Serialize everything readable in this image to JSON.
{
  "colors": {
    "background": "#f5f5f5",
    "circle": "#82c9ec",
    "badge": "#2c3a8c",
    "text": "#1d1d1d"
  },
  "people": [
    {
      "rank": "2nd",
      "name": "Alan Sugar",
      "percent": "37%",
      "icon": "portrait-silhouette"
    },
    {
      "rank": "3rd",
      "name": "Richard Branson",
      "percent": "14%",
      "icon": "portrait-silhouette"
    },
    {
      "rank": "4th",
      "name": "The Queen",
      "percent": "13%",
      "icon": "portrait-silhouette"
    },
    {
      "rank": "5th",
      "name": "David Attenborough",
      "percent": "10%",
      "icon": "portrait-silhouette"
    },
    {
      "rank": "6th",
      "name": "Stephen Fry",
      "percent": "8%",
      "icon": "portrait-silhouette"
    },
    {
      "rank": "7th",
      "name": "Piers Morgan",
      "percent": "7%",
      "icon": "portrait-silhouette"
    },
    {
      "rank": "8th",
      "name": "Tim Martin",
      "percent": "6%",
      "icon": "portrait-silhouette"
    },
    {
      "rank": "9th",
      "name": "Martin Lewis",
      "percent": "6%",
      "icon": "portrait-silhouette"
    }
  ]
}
::::::::
WHAT THIS TASK INVOLVES ->
Go through the records above and set each one down exactly, please.

REPLY ->
Serialize everything readable in this image to JSON.
{
  "colors": {
    "background": "#f5f5f5",
    "circle": "#82c9ec",
    "badge": "#2c3a8c",
    "text": "#1d1d1d"
  },
  "people": [
    {
      "rank": "2nd",
      "name": "Alan Sugar",
      "percent": "37%",
      "icon": "portrait-silhouette"
    },
    {
      "rank": "3rd",
      "name": "Richard Branson",
      "percent": "14%",
      "icon": "portrait-silhouette"
    },
    {
      "rank": "4th",
      "name": "The Queen",
      "percent": "13%",
      "icon": "portrait-silhouette"
    },
    {
      "rank": "5th",
      "name": "David Attenborough",
      "percent": "10%",
      "icon": "portrait-silhouette"
    },
    {
      "rank": "6th",
      "name": "Stephen Fry",
      "percent": "8%",
      "icon": "portrait-silhouette"
    },
    {
      "rank": "7th",
      "name": "Piers Morgan",
      "percent": "7%",
      "icon": "portrait-silhouette"
    },
    {
      "rank": "8th",
      "name": "Tim Martin",
      "percent": "6%",
      "icon": "portrait-silhouette"
    },
    {
      "rank": "9th",
      "name": "Martin Lewis",
      "percent": "6%",
      "icon": "portrait-silhouette"
    }
  ]
}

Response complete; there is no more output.